(Collection entries)
* BEGIN *

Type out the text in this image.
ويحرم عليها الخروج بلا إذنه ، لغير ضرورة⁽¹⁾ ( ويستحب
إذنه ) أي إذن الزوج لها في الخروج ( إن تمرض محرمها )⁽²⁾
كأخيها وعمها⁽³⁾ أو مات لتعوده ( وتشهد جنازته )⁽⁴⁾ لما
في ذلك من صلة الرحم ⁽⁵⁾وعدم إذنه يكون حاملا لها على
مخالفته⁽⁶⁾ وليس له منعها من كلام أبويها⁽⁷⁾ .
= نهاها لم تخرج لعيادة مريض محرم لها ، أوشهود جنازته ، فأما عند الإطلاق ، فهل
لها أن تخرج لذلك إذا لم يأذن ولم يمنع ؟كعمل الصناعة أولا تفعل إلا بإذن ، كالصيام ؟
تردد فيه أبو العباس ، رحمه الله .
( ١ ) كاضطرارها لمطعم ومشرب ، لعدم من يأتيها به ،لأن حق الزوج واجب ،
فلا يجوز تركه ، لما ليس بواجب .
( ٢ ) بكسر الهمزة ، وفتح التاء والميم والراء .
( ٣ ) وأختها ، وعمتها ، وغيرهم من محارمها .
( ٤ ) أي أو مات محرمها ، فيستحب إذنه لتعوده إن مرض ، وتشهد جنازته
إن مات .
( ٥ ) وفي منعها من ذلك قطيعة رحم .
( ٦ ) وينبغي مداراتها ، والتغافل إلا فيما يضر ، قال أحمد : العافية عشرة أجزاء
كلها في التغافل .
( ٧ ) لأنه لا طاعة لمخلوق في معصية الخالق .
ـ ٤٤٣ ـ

* END *

**What the exercise asks:** Output all of the material, please, exactly as it stands.

**Complete answer:**
Type out the text in this image.
ويحرم عليها الخروج بلا إذنه ، لغير ضرورة⁽¹⁾ ( ويستحب
إذنه ) أي إذن الزوج لها في الخروج ( إن تمرض محرمها )⁽²⁾
كأخيها وعمها⁽³⁾ أو مات لتعوده ( وتشهد جنازته )⁽⁴⁾ لما
في ذلك من صلة الرحم ⁽⁵⁾وعدم إذنه يكون حاملا لها على
مخالفته⁽⁶⁾ وليس له منعها من كلام أبويها⁽⁷⁾ .
= نهاها لم تخرج لعيادة مريض محرم لها ، أوشهود جنازته ، فأما عند الإطلاق ، فهل
لها أن تخرج لذلك إذا لم يأذن ولم يمنع ؟كعمل الصناعة أولا تفعل إلا بإذن ، كالصيام ؟
تردد فيه أبو العباس ، رحمه الله .
( ١ ) كاضطرارها لمطعم ومشرب ، لعدم من يأتيها به ،لأن حق الزوج واجب ،
فلا يجوز تركه ، لما ليس بواجب .
( ٢ ) بكسر الهمزة ، وفتح التاء والميم والراء .
( ٣ ) وأختها ، وعمتها ، وغيرهم من محارمها .
( ٤ ) أي أو مات محرمها ، فيستحب إذنه لتعوده إن مرض ، وتشهد جنازته
إن مات .
( ٥ ) وفي منعها من ذلك قطيعة رحم .
( ٦ ) وينبغي مداراتها ، والتغافل إلا فيما يضر ، قال أحمد : العافية عشرة أجزاء
كلها في التغافل .
( ٧ ) لأنه لا طاعة لمخلوق في معصية الخالق .
ـ ٤٤٣ ـ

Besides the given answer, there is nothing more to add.